The entries need to be copied exactly.

Dataset records:
=-=-=

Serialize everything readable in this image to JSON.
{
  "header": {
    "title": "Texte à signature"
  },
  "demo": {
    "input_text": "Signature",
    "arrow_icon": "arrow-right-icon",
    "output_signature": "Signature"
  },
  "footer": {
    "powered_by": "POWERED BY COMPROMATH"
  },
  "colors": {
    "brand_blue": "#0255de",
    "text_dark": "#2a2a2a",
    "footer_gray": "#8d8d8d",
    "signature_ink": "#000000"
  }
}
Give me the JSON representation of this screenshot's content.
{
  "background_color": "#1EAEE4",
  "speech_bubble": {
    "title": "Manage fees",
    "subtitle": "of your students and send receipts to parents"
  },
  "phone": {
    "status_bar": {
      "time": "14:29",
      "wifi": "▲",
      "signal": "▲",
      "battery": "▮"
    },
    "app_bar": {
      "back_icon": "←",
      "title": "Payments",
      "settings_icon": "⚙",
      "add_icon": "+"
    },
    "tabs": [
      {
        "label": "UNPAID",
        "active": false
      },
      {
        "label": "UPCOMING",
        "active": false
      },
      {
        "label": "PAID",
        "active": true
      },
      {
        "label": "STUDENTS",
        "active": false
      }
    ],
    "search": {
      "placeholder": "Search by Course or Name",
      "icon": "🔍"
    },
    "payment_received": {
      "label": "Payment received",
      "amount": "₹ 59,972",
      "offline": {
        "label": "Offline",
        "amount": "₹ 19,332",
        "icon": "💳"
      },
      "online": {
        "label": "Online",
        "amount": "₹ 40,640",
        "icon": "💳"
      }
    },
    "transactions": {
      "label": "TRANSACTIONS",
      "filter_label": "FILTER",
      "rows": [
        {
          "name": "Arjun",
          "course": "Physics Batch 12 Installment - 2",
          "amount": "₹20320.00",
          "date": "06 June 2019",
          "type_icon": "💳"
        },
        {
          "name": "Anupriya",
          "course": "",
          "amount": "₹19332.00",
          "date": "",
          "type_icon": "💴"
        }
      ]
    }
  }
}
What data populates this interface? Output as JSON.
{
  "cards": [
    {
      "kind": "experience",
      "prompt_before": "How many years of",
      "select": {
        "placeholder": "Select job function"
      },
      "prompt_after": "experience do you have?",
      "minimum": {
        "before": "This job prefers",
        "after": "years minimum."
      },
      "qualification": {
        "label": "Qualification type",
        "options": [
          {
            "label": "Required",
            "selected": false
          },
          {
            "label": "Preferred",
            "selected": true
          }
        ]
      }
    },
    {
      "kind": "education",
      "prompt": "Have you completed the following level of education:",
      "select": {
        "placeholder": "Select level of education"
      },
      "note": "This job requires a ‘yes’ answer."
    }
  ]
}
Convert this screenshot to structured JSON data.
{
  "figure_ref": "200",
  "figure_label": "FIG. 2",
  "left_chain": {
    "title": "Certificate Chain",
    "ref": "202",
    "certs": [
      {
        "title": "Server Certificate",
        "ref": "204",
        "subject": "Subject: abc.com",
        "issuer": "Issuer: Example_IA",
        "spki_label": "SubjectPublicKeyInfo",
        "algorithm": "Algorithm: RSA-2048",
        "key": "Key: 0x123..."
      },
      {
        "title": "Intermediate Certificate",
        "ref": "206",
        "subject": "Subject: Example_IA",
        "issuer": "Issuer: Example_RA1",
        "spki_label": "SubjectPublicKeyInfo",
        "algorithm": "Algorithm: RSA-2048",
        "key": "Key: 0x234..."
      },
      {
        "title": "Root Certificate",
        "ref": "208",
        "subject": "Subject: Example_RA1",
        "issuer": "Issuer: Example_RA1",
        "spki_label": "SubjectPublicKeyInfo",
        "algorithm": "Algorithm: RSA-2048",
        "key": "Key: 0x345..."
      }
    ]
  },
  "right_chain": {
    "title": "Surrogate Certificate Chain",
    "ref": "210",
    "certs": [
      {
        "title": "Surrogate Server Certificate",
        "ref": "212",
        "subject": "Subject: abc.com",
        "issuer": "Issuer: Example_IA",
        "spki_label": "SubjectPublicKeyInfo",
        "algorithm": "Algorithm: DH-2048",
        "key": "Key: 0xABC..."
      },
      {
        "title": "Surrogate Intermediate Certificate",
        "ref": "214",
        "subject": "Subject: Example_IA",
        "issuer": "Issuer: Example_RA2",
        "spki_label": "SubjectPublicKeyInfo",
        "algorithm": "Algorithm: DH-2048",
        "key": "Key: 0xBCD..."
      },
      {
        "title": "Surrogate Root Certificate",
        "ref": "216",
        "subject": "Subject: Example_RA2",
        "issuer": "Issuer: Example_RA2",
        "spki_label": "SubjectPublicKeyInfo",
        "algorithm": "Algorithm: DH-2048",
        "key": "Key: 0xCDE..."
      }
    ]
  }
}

=-=-=

• **Answer to this problem**
Serialize everything readable in this image to JSON.
{
  "header": {
    "title": "Texte à signature"
  },
  "demo": {
    "input_text": "Signature",
    "arrow_icon": "arrow-right-icon",
    "output_signature": "Signature"
  },
  "footer": {
    "powered_by": "POWERED BY COMPROMATH"
  },
  "colors": {
    "brand_blue": "#0255de",
    "text_dark": "#2a2a2a",
    "footer_gray": "#8d8d8d",
    "signature_ink": "#000000"
  }
}
Give me the JSON representation of this screenshot's content.
{
  "background_color": "#1EAEE4",
  "speech_bubble": {
    "title": "Manage fees",
    "subtitle": "of your students and send receipts to parents"
  },
  "phone": {
    "status_bar": {
      "time": "14:29",
      "wifi": "▲",
      "signal": "▲",
      "battery": "▮"
    },
    "app_bar": {
      "back_icon": "←",
      "title": "Payments",
      "settings_icon": "⚙",
      "add_icon": "+"
    },
    "tabs": [
      {
        "label": "UNPAID",
        "active": false
      },
      {
        "label": "UPCOMING",
        "active": false
      },
      {
        "label": "PAID",
        "active": true
      },
      {
        "label": "STUDENTS",
        "active": false
      }
    ],
    "search": {
      "placeholder": "Search by Course or Name",
      "icon": "🔍"
    },
    "payment_received": {
      "label": "Payment received",
      "amount": "₹ 59,972",
      "offline": {
        "label": "Offline",
        "amount": "₹ 19,332",
        "icon": "💳"
      },
      "online": {
        "label": "Online",
        "amount": "₹ 40,640",
        "icon": "💳"
      }
    },
    "transactions": {
      "label": "TRANSACTIONS",
      "filter_label": "FILTER",
      "rows": [
        {
          "name": "Arjun",
          "course": "Physics Batch 12 Installment - 2",
          "amount": "₹20320.00",
          "date": "06 June 2019",
          "type_icon": "💳"
        },
        {
          "name": "Anupriya",
          "course": "",
          "amount": "₹19332.00",
          "date": "",
          "type_icon": "💴"
        }
      ]
    }
  }
}
What data populates this interface? Output as JSON.
{
  "cards": [
    {
      "kind": "experience",
      "prompt_before": "How many years of",
      "select": {
        "placeholder": "Select job function"
      },
      "prompt_after": "experience do you have?",
      "minimum": {
        "before": "This job prefers",
        "after": "years minimum."
      },
      "qualification": {
        "label": "Qualification type",
        "options": [
          {
            "label": "Required",
            "selected": false
          },
          {
            "label": "Preferred",
            "selected": true
          }
        ]
      }
    },
    {
      "kind": "education",
      "prompt": "Have you completed the following level of education:",
      "select": {
        "placeholder": "Select level of education"
      },
      "note": "This job requires a ‘yes’ answer."
    }
  ]
}
Convert this screenshot to structured JSON data.
{
  "figure_ref": "200",
  "figure_label": "FIG. 2",
  "left_chain": {
    "title": "Certificate Chain",
    "ref": "202",
    "certs": [
      {
        "title": "Server Certificate",
        "ref": "204",
        "subject": "Subject: abc.com",
        "issuer": "Issuer: Example_IA",
        "spki_label": "SubjectPublicKeyInfo",
        "algorithm": "Algorithm: RSA-2048",
        "key": "Key: 0x123..."
      },
      {
        "title": "Intermediate Certificate",
        "ref": "206",
        "subject": "Subject: Example_IA",
        "issuer": "Issuer: Example_RA1",
        "spki_label": "SubjectPublicKeyInfo",
        "algorithm": "Algorithm: RSA-2048",
        "key": "Key: 0x234..."
      },
      {
        "title": "Root Certificate",
        "ref": "208",
        "subject": "Subject: Example_RA1",
        "issuer": "Issuer: Example_RA1",
        "spki_label": "SubjectPublicKeyInfo",
        "algorithm": "Algorithm: RSA-2048",
        "key": "Key: 0x345..."
      }
    ]
  },
  "right_chain": {
    "title": "Surrogate Certificate Chain",
    "ref": "210",
    "certs": [
      {
        "title": "Surrogate Server Certificate",
        "ref": "212",
        "subject": "Subject: abc.com",
        "issuer": "Issuer: Example_IA",
        "spki_label": "SubjectPublicKeyInfo",
        "algorithm": "Algorithm: DH-2048",
        "key": "Key: 0xABC..."
      },
      {
        "title": "Surrogate Intermediate Certificate",
        "ref": "214",
        "subject": "Subject: Example_IA",
        "issuer": "Issuer: Example_RA2",
        "spki_label": "SubjectPublicKeyInfo",
        "algorithm": "Algorithm: DH-2048",
        "key": "Key: 0xBCD..."
      },
      {
        "title": "Surrogate Root Certificate",
        "ref": "216",
        "subject": "Subject: Example_RA2",
        "issuer": "Issuer: Example_RA2",
        "spki_label": "SubjectPublicKeyInfo",
        "algorithm": "Algorithm: DH-2048",
        "key": "Key: 0xCDE..."
      }
    ]
  }
}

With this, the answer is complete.